** start of Working data **

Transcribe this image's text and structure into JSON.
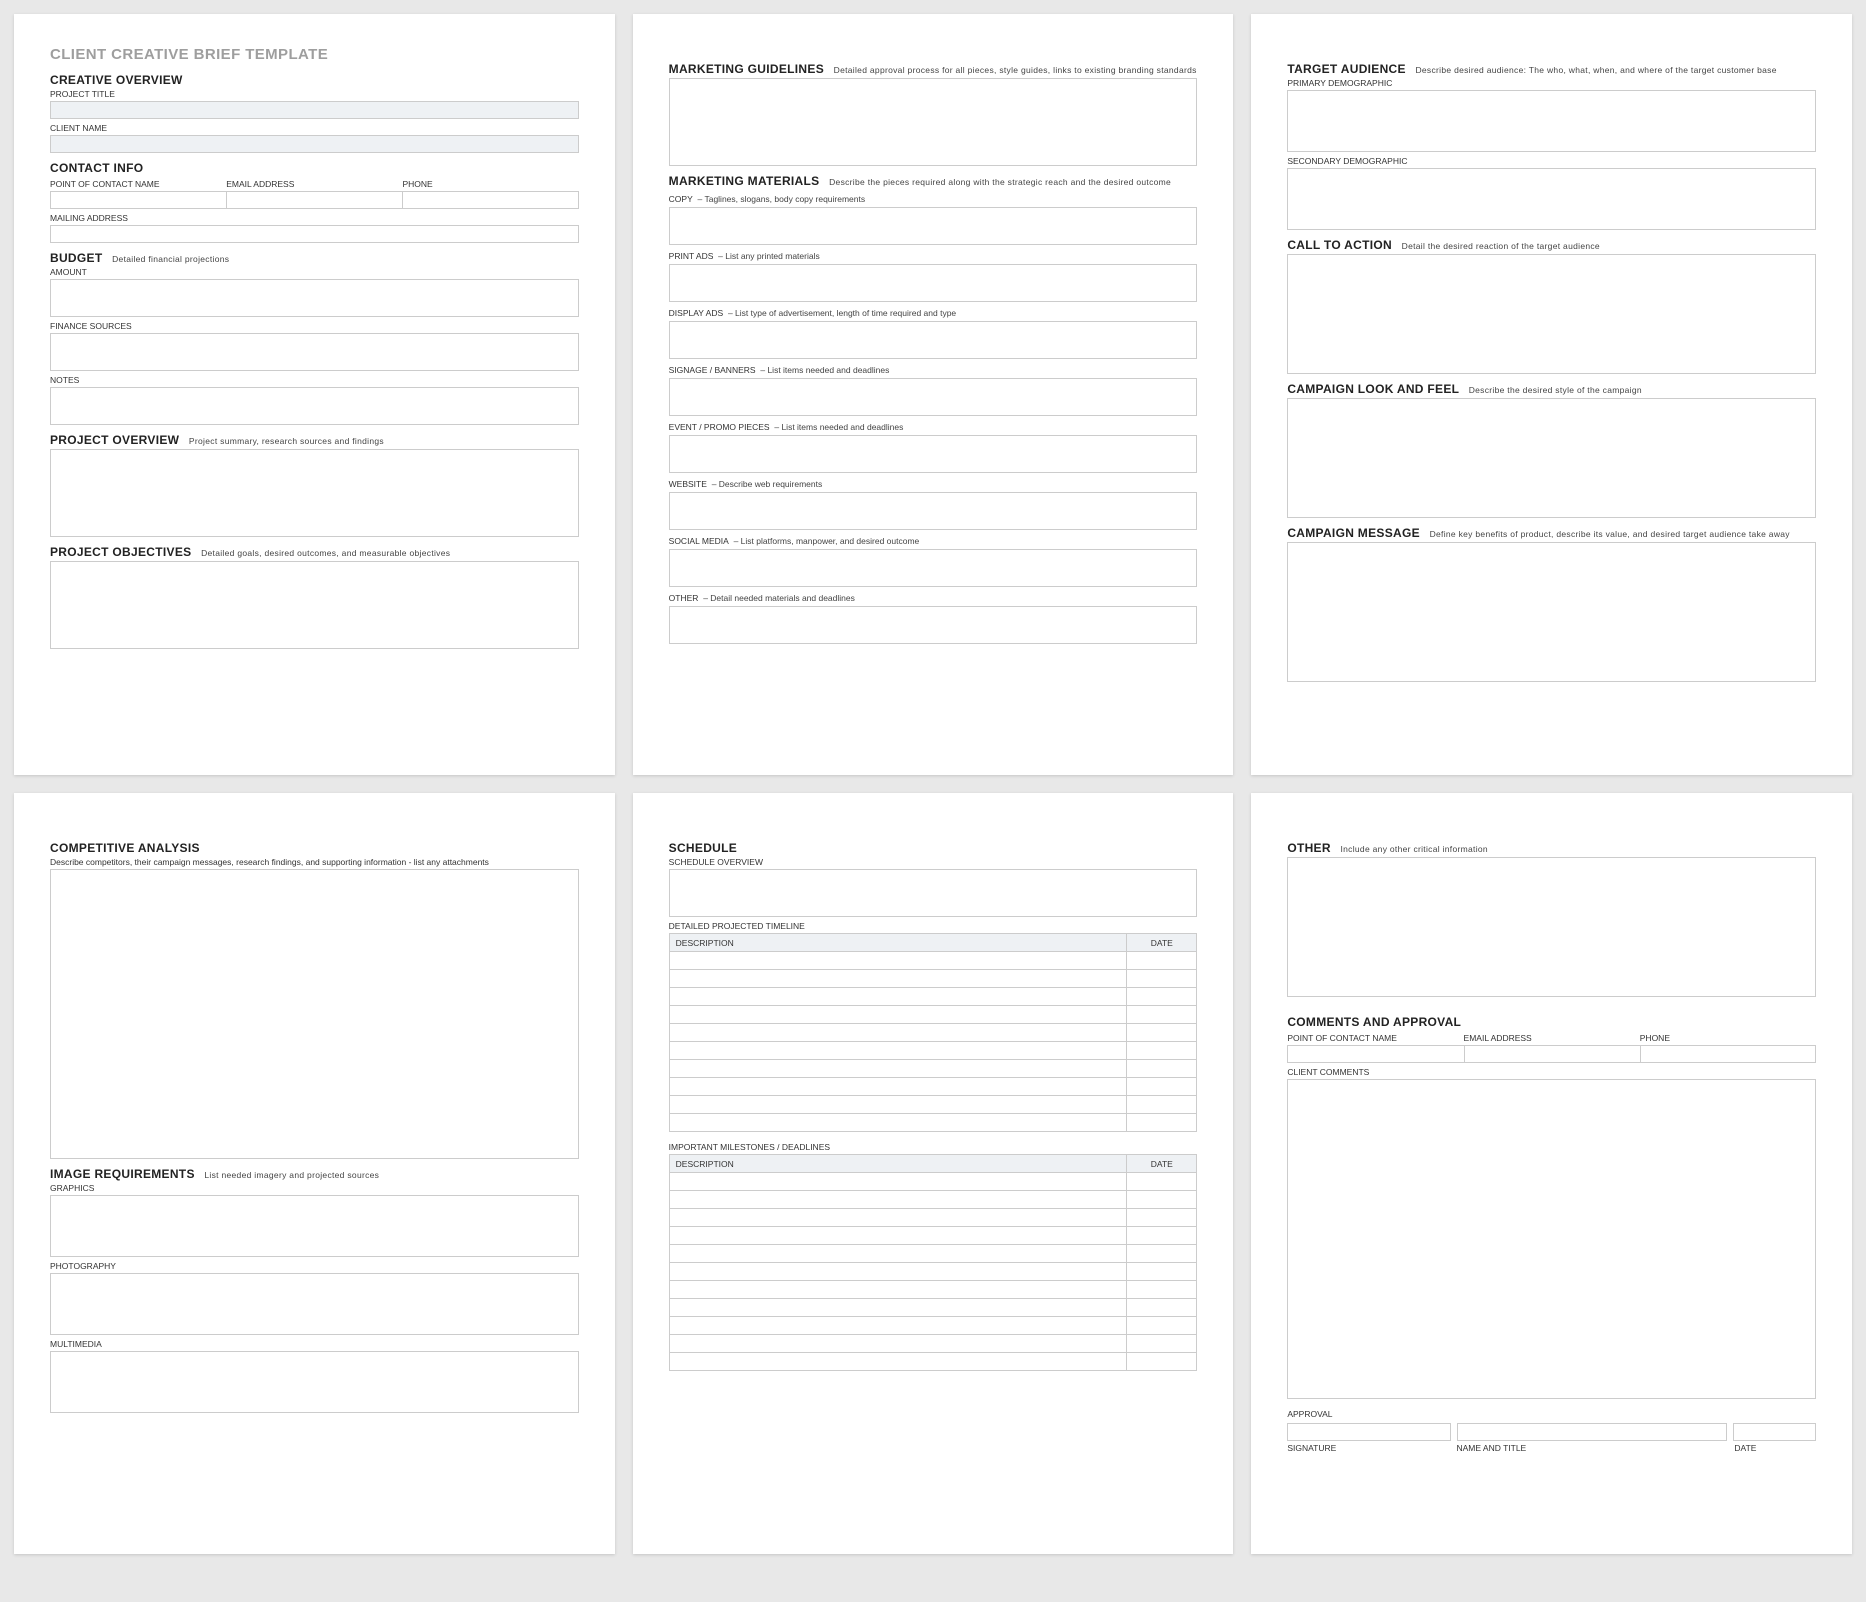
{
  "doc_title": "CLIENT CREATIVE BRIEF TEMPLATE",
  "page1": {
    "creative_overview": "CREATIVE OVERVIEW",
    "project_title": "PROJECT TITLE",
    "client_name": "CLIENT NAME",
    "contact_info": "CONTACT INFO",
    "poc_name": "POINT OF CONTACT NAME",
    "email": "EMAIL ADDRESS",
    "phone": "PHONE",
    "mailing_address": "MAILING ADDRESS",
    "budget": "BUDGET",
    "budget_desc": "Detailed financial projections",
    "amount": "AMOUNT",
    "finance_sources": "FINANCE SOURCES",
    "notes": "NOTES",
    "project_overview": "PROJECT OVERVIEW",
    "project_overview_desc": "Project summary, research sources and findings",
    "project_objectives": "PROJECT OBJECTIVES",
    "project_objectives_desc": "Detailed goals, desired outcomes, and measurable objectives"
  },
  "page2": {
    "marketing_guidelines": "MARKETING GUIDELINES",
    "marketing_guidelines_desc": "Detailed approval process for all pieces, style guides, links to existing branding standards",
    "marketing_materials": "MARKETING MATERIALS",
    "marketing_materials_desc": "Describe the pieces required along with the strategic reach and the desired outcome",
    "copy": "COPY",
    "copy_desc": "– Taglines, slogans, body copy requirements",
    "print_ads": "PRINT ADS",
    "print_ads_desc": "– List any printed materials",
    "display_ads": "DISPLAY ADS",
    "display_ads_desc": "– List type of advertisement, length of time required and type",
    "signage": "SIGNAGE / BANNERS",
    "signage_desc": "– List items needed and deadlines",
    "event": "EVENT / PROMO PIECES",
    "event_desc": "– List items needed and deadlines",
    "website": "WEBSITE",
    "website_desc": "– Describe web requirements",
    "social": "SOCIAL MEDIA",
    "social_desc": "– List platforms, manpower, and desired outcome",
    "other": "OTHER",
    "other_desc": "– Detail needed materials and deadlines"
  },
  "page3": {
    "target_audience": "TARGET AUDIENCE",
    "target_audience_desc": "Describe desired audience: The who, what, when, and where of the target customer base",
    "primary": "PRIMARY DEMOGRAPHIC",
    "secondary": "SECONDARY DEMOGRAPHIC",
    "cta": "CALL TO ACTION",
    "cta_desc": "Detail the desired reaction of the target audience",
    "look": "CAMPAIGN LOOK AND FEEL",
    "look_desc": "Describe the desired style of the campaign",
    "message": "CAMPAIGN MESSAGE",
    "message_desc": "Define key benefits of product, describe its value, and desired target audience take away"
  },
  "page4": {
    "competitive": "COMPETITIVE ANALYSIS",
    "competitive_desc": "Describe competitors, their campaign messages, research findings, and supporting information - list any attachments",
    "image_reqs": "IMAGE REQUIREMENTS",
    "image_reqs_desc": "List needed imagery and projected sources",
    "graphics": "GRAPHICS",
    "photography": "PHOTOGRAPHY",
    "multimedia": "MULTIMEDIA"
  },
  "page5": {
    "schedule": "SCHEDULE",
    "overview": "SCHEDULE OVERVIEW",
    "timeline": "DETAILED PROJECTED TIMELINE",
    "th_desc": "DESCRIPTION",
    "th_date": "DATE",
    "milestones": "IMPORTANT MILESTONES / DEADLINES"
  },
  "page6": {
    "other": "OTHER",
    "other_desc": "Include any other critical information",
    "comments_approval": "COMMENTS AND APPROVAL",
    "poc_name": "POINT OF CONTACT NAME",
    "email": "EMAIL ADDRESS",
    "phone": "PHONE",
    "client_comments": "CLIENT COMMENTS",
    "approval": "APPROVAL",
    "signature": "SIGNATURE",
    "name_title": "NAME AND TITLE",
    "date": "DATE"
  }
}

** end of Working data **

__Problem to work on__: Output the records above exactly; leave out the pictures.

__Solution for this exercise__:
Transcribe this image's text and structure into JSON.
{
  "doc_title": "CLIENT CREATIVE BRIEF TEMPLATE",
  "page1": {
    "creative_overview": "CREATIVE OVERVIEW",
    "project_title": "PROJECT TITLE",
    "client_name": "CLIENT NAME",
    "contact_info": "CONTACT INFO",
    "poc_name": "POINT OF CONTACT NAME",
    "email": "EMAIL ADDRESS",
    "phone": "PHONE",
    "mailing_address": "MAILING ADDRESS",
    "budget": "BUDGET",
    "budget_desc": "Detailed financial projections",
    "amount": "AMOUNT",
    "finance_sources": "FINANCE SOURCES",
    "notes": "NOTES",
    "project_overview": "PROJECT OVERVIEW",
    "project_overview_desc": "Project summary, research sources and findings",
    "project_objectives": "PROJECT OBJECTIVES",
    "project_objectives_desc": "Detailed goals, desired outcomes, and measurable objectives"
  },
  "page2": {
    "marketing_guidelines": "MARKETING GUIDELINES",
    "marketing_guidelines_desc": "Detailed approval process for all pieces, style guides, links to existing branding standards",
    "marketing_materials": "MARKETING MATERIALS",
    "marketing_materials_desc": "Describe the pieces required along with the strategic reach and the desired outcome",
    "copy": "COPY",
    "copy_desc": "– Taglines, slogans, body copy requirements",
    "print_ads": "PRINT ADS",
    "print_ads_desc": "– List any printed materials",
    "display_ads": "DISPLAY ADS",
    "display_ads_desc": "– List type of advertisement, length of time required and type",
    "signage": "SIGNAGE / BANNERS",
    "signage_desc": "– List items needed and deadlines",
    "event": "EVENT / PROMO PIECES",
    "event_desc": "– List items needed and deadlines",
    "website": "WEBSITE",
    "website_desc": "– Describe web requirements",
    "social": "SOCIAL MEDIA",
    "social_desc": "– List platforms, manpower, and desired outcome",
    "other": "OTHER",
    "other_desc": "– Detail needed materials and deadlines"
  },
  "page3": {
    "target_audience": "TARGET AUDIENCE",
    "target_audience_desc": "Describe desired audience: The who, what, when, and where of the target customer base",
    "primary": "PRIMARY DEMOGRAPHIC",
    "secondary": "SECONDARY DEMOGRAPHIC",
    "cta": "CALL TO ACTION",
    "cta_desc": "Detail the desired reaction of the target audience",
    "look": "CAMPAIGN LOOK AND FEEL",
    "look_desc": "Describe the desired style of the campaign",
    "message": "CAMPAIGN MESSAGE",
    "message_desc": "Define key benefits of product, describe its value, and desired target audience take away"
  },
  "page4": {
    "competitive": "COMPETITIVE ANALYSIS",
    "competitive_desc": "Describe competitors, their campaign messages, research findings, and supporting information - list any attachments",
    "image_reqs": "IMAGE REQUIREMENTS",
    "image_reqs_desc": "List needed imagery and projected sources",
    "graphics": "GRAPHICS",
    "photography": "PHOTOGRAPHY",
    "multimedia": "MULTIMEDIA"
  },
  "page5": {
    "schedule": "SCHEDULE",
    "overview": "SCHEDULE OVERVIEW",
    "timeline": "DETAILED PROJECTED TIMELINE",
    "th_desc": "DESCRIPTION",
    "th_date": "DATE",
    "milestones": "IMPORTANT MILESTONES / DEADLINES"
  },
  "page6": {
    "other": "OTHER",
    "other_desc": "Include any other critical information",
    "comments_approval": "COMMENTS AND APPROVAL",
    "poc_name": "POINT OF CONTACT NAME",
    "email": "EMAIL ADDRESS",
    "phone": "PHONE",
    "client_comments": "CLIENT COMMENTS",
    "approval": "APPROVAL",
    "signature": "SIGNATURE",
    "name_title": "NAME AND TITLE",
    "date": "DATE"
  }
}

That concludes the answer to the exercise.